● Problem requirements
Repeat all of the data precisely.

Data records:
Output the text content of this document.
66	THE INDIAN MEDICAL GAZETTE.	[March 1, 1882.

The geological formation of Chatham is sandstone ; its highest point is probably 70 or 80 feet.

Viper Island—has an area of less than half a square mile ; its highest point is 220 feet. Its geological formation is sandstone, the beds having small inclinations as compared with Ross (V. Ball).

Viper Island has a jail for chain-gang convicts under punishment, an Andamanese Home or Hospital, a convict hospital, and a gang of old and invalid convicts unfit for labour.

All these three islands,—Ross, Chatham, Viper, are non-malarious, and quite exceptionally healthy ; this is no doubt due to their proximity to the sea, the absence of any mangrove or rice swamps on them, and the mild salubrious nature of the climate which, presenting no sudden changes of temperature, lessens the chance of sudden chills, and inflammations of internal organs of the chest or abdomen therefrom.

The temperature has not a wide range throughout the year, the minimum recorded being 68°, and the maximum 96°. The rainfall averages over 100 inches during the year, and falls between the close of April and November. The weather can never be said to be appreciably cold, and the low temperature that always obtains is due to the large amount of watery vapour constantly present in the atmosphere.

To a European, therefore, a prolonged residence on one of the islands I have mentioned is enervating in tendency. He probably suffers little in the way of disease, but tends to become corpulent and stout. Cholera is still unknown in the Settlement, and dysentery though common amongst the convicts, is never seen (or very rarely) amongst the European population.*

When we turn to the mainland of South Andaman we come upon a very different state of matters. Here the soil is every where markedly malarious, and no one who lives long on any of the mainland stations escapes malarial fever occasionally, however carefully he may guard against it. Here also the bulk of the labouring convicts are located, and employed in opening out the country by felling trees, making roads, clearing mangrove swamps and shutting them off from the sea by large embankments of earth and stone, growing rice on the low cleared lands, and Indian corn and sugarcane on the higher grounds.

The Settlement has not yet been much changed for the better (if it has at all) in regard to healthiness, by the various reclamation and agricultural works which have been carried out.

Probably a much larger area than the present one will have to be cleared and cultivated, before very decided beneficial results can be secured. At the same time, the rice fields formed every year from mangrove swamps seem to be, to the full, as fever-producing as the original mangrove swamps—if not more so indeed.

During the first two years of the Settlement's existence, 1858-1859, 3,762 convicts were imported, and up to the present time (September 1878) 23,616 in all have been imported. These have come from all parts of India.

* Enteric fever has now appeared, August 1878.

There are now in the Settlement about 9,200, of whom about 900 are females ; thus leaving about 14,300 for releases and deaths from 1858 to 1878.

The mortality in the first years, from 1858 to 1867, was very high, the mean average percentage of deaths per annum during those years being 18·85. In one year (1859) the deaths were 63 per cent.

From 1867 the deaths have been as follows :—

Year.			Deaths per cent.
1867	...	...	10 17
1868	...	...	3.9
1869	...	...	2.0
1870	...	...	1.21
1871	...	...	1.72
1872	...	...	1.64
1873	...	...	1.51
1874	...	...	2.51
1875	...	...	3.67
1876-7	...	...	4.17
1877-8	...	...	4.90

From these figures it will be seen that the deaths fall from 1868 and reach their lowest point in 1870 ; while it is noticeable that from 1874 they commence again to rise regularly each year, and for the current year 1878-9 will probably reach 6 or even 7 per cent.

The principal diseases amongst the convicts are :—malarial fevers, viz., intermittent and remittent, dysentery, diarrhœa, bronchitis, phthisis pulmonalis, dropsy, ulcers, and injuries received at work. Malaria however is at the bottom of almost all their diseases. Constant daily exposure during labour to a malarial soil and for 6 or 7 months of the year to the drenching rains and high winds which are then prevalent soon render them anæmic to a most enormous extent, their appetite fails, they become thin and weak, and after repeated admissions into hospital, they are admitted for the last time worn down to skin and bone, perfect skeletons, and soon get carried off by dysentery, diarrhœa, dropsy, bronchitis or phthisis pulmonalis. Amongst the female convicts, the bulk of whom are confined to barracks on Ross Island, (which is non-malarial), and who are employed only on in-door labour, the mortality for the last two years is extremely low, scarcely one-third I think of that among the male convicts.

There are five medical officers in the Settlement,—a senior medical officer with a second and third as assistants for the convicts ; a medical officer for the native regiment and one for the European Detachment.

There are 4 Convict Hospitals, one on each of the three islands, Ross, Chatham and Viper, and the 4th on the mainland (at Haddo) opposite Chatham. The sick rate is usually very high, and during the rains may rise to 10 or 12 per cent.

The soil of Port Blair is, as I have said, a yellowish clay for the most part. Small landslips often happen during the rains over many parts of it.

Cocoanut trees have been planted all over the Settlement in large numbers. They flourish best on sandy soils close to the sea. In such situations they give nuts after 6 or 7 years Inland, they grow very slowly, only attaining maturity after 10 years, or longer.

● Solution to the exercise
Output the text content of this document.
66	THE INDIAN MEDICAL GAZETTE.	[March 1, 1882.

The geological formation of Chatham is sandstone ; its highest point is probably 70 or 80 feet.

Viper Island—has an area of less than half a square mile ; its highest point is 220 feet. Its geological formation is sandstone, the beds having small inclinations as compared with Ross (V. Ball).

Viper Island has a jail for chain-gang convicts under punishment, an Andamanese Home or Hospital, a convict hospital, and a gang of old and invalid convicts unfit for labour.

All these three islands,—Ross, Chatham, Viper, are non-malarious, and quite exceptionally healthy ; this is no doubt due to their proximity to the sea, the absence of any mangrove or rice swamps on them, and the mild salubrious nature of the climate which, presenting no sudden changes of temperature, lessens the chance of sudden chills, and inflammations of internal organs of the chest or abdomen therefrom.

The temperature has not a wide range throughout the year, the minimum recorded being 68°, and the maximum 96°. The rainfall averages over 100 inches during the year, and falls between the close of April and November. The weather can never be said to be appreciably cold, and the low temperature that always obtains is due to the large amount of watery vapour constantly present in the atmosphere.

To a European, therefore, a prolonged residence on one of the islands I have mentioned is enervating in tendency. He probably suffers little in the way of disease, but tends to become corpulent and stout. Cholera is still unknown in the Settlement, and dysentery though common amongst the convicts, is never seen (or very rarely) amongst the European population.*

When we turn to the mainland of South Andaman we come upon a very different state of matters. Here the soil is every where markedly malarious, and no one who lives long on any of the mainland stations escapes malarial fever occasionally, however carefully he may guard against it. Here also the bulk of the labouring convicts are located, and employed in opening out the country by felling trees, making roads, clearing mangrove swamps and shutting them off from the sea by large embankments of earth and stone, growing rice on the low cleared lands, and Indian corn and sugarcane on the higher grounds.

The Settlement has not yet been much changed for the better (if it has at all) in regard to healthiness, by the various reclamation and agricultural works which have been carried out.

Probably a much larger area than the present one will have to be cleared and cultivated, before very decided beneficial results can be secured. At the same time, the rice fields formed every year from mangrove swamps seem to be, to the full, as fever-producing as the original mangrove swamps—if not more so indeed.

During the first two years of the Settlement's existence, 1858-1859, 3,762 convicts were imported, and up to the present time (September 1878) 23,616 in all have been imported. These have come from all parts of India.

* Enteric fever has now appeared, August 1878.

There are now in the Settlement about 9,200, of whom about 900 are females ; thus leaving about 14,300 for releases and deaths from 1858 to 1878.

The mortality in the first years, from 1858 to 1867, was very high, the mean average percentage of deaths per annum during those years being 18·85. In one year (1859) the deaths were 63 per cent.

From 1867 the deaths have been as follows :—

Year.			Deaths per cent.
1867	...	...	10 17
1868	...	...	3.9
1869	...	...	2.0
1870	...	...	1.21
1871	...	...	1.72
1872	...	...	1.64
1873	...	...	1.51
1874	...	...	2.51
1875	...	...	3.67
1876-7	...	...	4.17
1877-8	...	...	4.90

From these figures it will be seen that the deaths fall from 1868 and reach their lowest point in 1870 ; while it is noticeable that from 1874 they commence again to rise regularly each year, and for the current year 1878-9 will probably reach 6 or even 7 per cent.

The principal diseases amongst the convicts are :—malarial fevers, viz., intermittent and remittent, dysentery, diarrhœa, bronchitis, phthisis pulmonalis, dropsy, ulcers, and injuries received at work. Malaria however is at the bottom of almost all their diseases. Constant daily exposure during labour to a malarial soil and for 6 or 7 months of the year to the drenching rains and high winds which are then prevalent soon render them anæmic to a most enormous extent, their appetite fails, they become thin and weak, and after repeated admissions into hospital, they are admitted for the last time worn down to skin and bone, perfect skeletons, and soon get carried off by dysentery, diarrhœa, dropsy, bronchitis or phthisis pulmonalis. Amongst the female convicts, the bulk of whom are confined to barracks on Ross Island, (which is non-malarial), and who are employed only on in-door labour, the mortality for the last two years is extremely low, scarcely one-third I think of that among the male convicts.

There are five medical officers in the Settlement,—a senior medical officer with a second and third as assistants for the convicts ; a medical officer for the native regiment and one for the European Detachment.

There are 4 Convict Hospitals, one on each of the three islands, Ross, Chatham and Viper, and the 4th on the mainland (at Haddo) opposite Chatham. The sick rate is usually very high, and during the rains may rise to 10 or 12 per cent.

The soil of Port Blair is, as I have said, a yellowish clay for the most part. Small landslips often happen during the rains over many parts of it.

Cocoanut trees have been planted all over the Settlement in large numbers. They flourish best on sandy soils close to the sea. In such situations they give nuts after 6 or 7 years Inland, they grow very slowly, only attaining maturity after 10 years, or longer.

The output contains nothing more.